■ **Work instructions**
Copy out each line that mentions the word "augue".

■ **Given data**
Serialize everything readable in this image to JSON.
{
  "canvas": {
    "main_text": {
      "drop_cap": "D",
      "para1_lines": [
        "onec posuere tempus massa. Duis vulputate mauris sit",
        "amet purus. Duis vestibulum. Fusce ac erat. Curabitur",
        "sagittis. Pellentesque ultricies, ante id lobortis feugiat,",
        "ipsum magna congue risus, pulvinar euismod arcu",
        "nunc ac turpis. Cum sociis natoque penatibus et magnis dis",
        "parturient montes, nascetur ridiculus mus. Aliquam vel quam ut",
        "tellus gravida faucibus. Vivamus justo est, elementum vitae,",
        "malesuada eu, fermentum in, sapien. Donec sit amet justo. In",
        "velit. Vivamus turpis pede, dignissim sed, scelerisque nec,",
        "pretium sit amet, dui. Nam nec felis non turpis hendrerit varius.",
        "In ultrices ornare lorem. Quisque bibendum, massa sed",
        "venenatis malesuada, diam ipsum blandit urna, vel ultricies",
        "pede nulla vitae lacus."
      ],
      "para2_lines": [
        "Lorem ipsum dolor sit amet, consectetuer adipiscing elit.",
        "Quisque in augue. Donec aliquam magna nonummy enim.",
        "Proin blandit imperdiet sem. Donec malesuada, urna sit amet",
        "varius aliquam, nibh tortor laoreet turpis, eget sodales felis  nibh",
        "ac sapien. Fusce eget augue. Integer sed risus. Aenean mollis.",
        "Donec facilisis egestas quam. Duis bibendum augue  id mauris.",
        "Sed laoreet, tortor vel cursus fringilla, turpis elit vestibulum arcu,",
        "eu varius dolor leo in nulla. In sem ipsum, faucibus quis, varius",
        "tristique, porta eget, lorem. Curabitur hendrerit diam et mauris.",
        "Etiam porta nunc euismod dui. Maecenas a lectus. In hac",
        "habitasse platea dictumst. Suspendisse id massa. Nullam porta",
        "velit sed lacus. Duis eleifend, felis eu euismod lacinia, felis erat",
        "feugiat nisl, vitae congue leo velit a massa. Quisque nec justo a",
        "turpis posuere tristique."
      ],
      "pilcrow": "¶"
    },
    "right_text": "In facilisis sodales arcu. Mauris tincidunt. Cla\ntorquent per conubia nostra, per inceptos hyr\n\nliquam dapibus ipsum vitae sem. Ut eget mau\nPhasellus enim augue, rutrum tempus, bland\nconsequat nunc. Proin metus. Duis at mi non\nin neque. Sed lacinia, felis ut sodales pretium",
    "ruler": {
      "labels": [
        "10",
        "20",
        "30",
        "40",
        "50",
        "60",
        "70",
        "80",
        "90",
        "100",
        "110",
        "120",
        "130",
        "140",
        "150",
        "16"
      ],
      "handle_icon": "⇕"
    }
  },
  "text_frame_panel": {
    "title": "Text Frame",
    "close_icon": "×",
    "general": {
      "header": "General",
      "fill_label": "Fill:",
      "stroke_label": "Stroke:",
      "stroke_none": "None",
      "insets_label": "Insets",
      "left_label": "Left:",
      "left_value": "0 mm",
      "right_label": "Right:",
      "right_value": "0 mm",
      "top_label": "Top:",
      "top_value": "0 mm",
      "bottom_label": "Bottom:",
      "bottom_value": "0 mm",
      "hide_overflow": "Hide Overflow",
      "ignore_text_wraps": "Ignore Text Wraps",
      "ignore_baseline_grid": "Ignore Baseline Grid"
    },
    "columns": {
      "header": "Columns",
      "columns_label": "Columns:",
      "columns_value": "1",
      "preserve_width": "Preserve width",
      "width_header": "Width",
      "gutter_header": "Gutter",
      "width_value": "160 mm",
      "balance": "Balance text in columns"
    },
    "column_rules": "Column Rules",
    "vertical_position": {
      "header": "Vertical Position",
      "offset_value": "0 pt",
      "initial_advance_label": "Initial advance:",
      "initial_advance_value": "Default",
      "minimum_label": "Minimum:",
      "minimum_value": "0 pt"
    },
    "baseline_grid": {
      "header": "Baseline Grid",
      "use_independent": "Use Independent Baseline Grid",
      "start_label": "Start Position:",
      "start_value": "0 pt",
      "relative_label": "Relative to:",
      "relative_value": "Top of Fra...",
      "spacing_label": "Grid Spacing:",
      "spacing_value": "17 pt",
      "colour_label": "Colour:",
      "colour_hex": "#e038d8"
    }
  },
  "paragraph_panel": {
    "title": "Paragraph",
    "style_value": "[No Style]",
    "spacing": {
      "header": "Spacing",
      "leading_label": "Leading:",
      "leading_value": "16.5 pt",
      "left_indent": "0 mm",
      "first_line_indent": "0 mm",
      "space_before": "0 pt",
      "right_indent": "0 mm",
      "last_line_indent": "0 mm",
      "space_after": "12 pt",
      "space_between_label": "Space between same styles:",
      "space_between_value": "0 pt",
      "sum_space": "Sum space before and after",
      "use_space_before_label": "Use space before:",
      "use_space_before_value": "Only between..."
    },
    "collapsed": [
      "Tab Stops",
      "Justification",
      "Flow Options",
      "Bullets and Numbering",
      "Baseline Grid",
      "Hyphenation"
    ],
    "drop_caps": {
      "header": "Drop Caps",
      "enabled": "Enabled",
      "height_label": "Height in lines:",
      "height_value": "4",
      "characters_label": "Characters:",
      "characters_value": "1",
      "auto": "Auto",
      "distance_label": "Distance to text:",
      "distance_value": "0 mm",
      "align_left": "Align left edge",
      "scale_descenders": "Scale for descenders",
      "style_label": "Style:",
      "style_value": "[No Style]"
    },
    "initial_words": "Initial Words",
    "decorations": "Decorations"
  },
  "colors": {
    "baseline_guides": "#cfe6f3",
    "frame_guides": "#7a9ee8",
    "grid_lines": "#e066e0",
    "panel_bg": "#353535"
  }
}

* * *

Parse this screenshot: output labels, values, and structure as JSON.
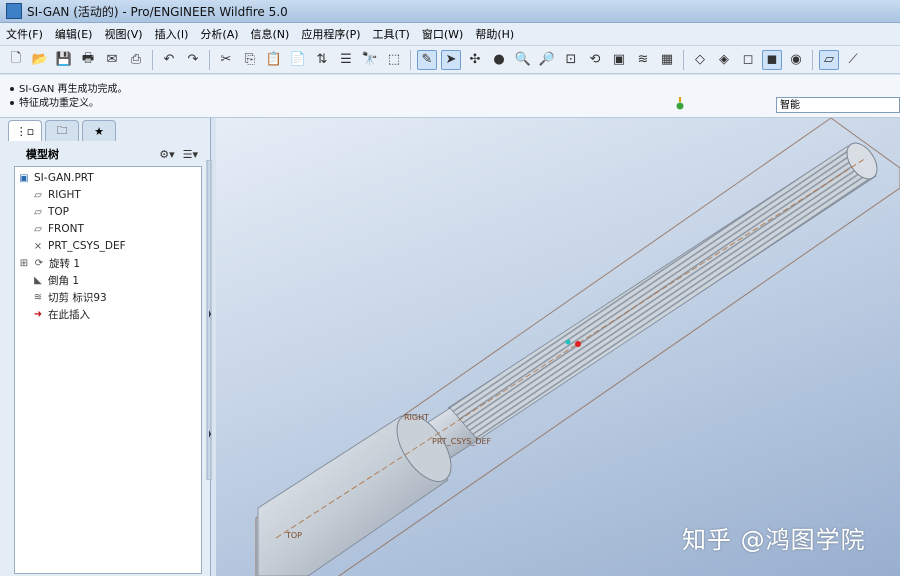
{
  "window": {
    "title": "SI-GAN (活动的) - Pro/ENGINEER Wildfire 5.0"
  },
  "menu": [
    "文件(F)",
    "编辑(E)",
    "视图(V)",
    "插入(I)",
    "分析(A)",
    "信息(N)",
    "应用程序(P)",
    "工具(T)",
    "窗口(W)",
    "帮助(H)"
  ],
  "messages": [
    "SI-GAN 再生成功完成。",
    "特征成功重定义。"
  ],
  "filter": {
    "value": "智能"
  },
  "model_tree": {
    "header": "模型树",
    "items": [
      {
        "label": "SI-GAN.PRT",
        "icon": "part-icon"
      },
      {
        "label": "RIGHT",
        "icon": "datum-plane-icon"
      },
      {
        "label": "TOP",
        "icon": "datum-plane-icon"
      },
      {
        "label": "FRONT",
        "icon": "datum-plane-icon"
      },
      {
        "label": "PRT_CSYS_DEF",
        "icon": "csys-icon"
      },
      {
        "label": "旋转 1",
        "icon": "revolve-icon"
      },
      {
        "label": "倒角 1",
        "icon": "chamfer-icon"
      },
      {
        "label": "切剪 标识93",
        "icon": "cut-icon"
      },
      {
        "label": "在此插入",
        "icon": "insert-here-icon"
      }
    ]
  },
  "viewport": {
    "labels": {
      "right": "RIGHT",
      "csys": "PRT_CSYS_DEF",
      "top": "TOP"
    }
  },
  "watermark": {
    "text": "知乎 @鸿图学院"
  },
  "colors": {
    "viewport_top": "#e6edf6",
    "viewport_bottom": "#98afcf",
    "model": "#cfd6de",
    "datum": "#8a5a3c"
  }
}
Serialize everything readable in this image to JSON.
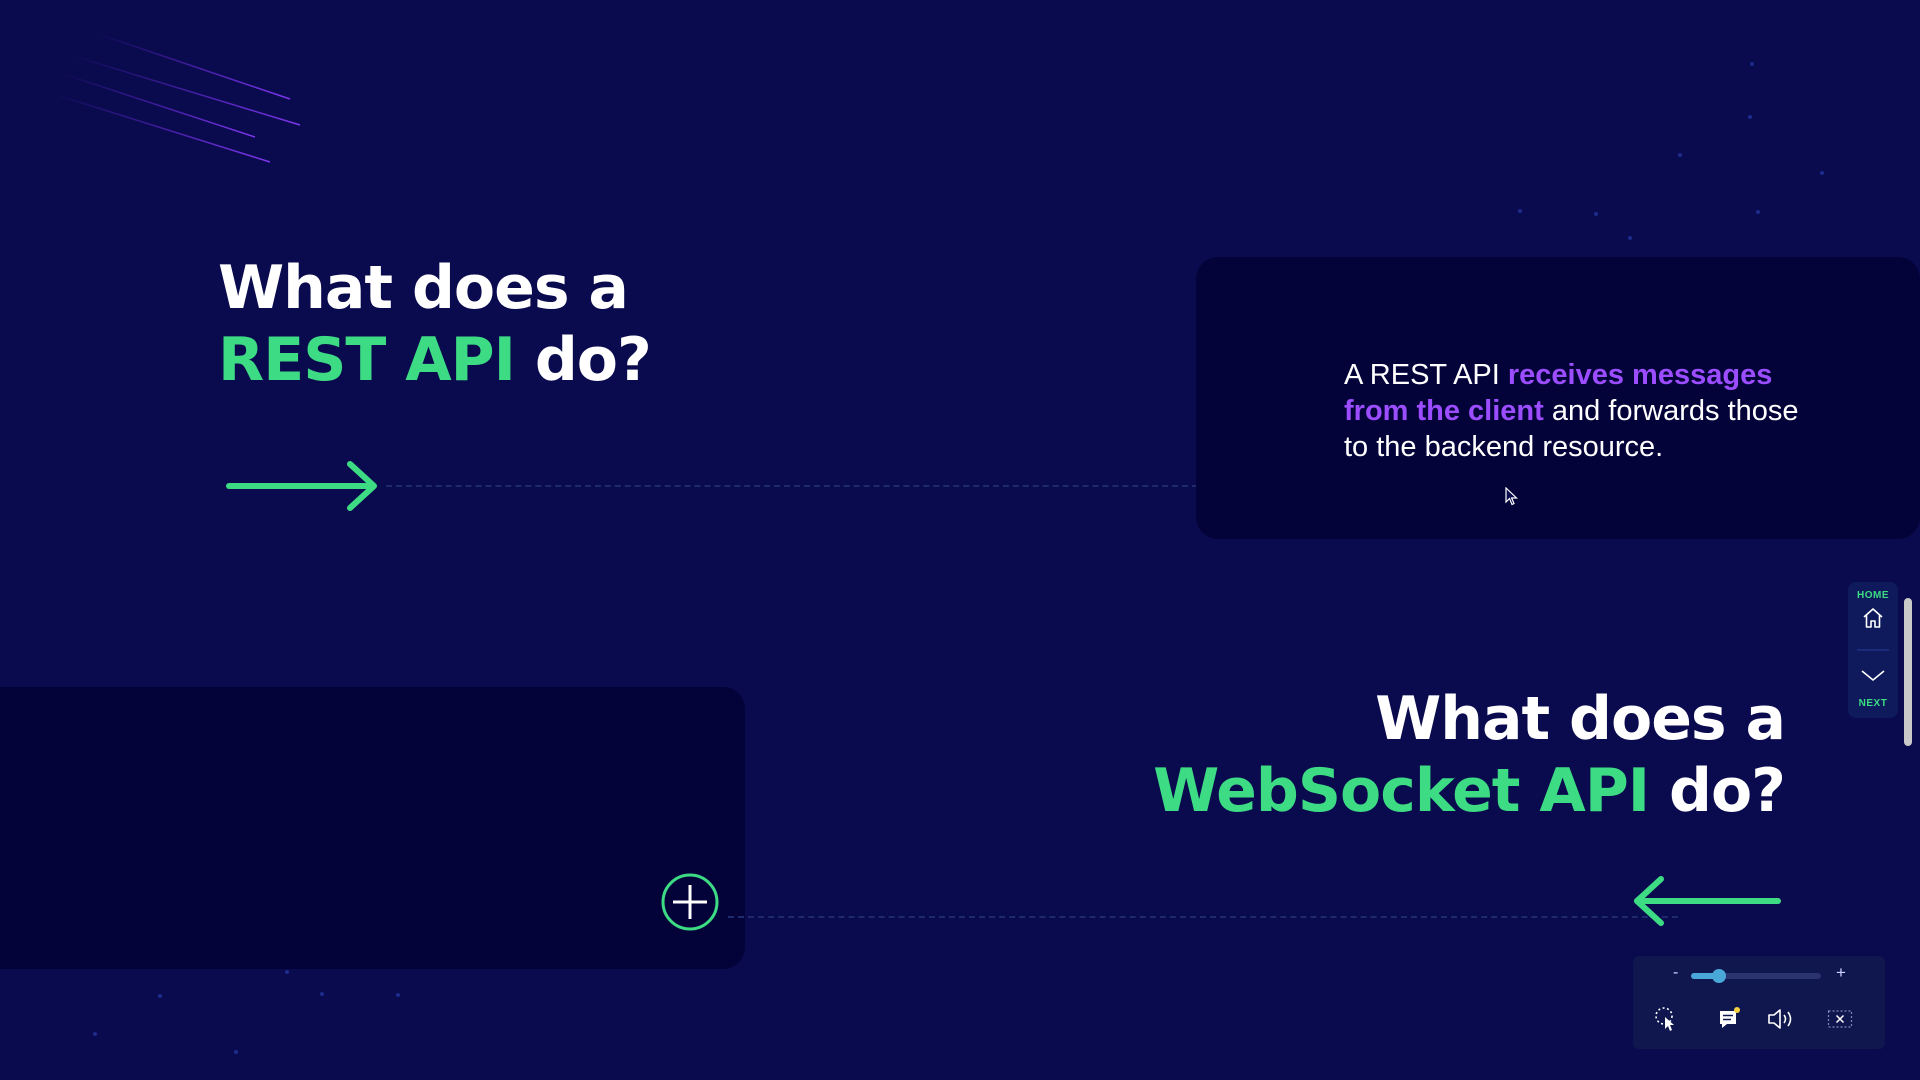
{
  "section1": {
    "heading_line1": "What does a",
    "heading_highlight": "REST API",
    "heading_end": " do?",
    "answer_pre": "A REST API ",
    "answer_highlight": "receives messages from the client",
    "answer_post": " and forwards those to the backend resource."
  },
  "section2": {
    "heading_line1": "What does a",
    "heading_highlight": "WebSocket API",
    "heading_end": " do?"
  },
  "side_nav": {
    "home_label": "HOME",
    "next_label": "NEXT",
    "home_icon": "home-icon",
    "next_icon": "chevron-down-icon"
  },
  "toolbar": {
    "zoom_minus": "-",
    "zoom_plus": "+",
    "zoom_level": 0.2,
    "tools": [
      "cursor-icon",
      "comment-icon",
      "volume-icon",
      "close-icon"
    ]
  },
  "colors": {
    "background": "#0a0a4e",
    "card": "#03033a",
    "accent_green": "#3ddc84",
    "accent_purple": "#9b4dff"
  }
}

...

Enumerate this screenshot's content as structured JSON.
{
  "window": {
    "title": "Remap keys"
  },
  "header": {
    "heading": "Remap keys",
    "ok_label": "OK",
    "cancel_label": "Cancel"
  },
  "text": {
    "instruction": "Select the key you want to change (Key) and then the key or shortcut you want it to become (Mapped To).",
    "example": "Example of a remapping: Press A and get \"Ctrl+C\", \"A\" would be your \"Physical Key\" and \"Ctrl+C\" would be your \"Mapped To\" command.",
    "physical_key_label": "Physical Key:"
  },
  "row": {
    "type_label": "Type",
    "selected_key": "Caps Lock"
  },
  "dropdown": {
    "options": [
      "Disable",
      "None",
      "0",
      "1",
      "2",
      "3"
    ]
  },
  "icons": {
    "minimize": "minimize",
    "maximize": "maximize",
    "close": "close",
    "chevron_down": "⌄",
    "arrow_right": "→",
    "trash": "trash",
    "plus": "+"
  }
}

■ **Solved exercise**
        "Quisque in augue. Donec aliquam magna nonummy enim.",
        "ac sapien. Fusce eget augue. Integer sed risus. Aenean mollis.",
        "Donec facilisis egestas quam. Duis bibendum augue  id mauris.",
    "right_text": "In facilisis sodales arcu. Mauris tincidunt. Cla\ntorquent per conubia nostra, per inceptos hyr\n\nliquam dapibus ipsum vitae sem. Ut eget mau\nPhasellus enim augue, rutrum tempus, bland\nconsequat nunc. Proin metus. Duis at mi non\nin neque. Sed lacinia, felis ut sodales pretium",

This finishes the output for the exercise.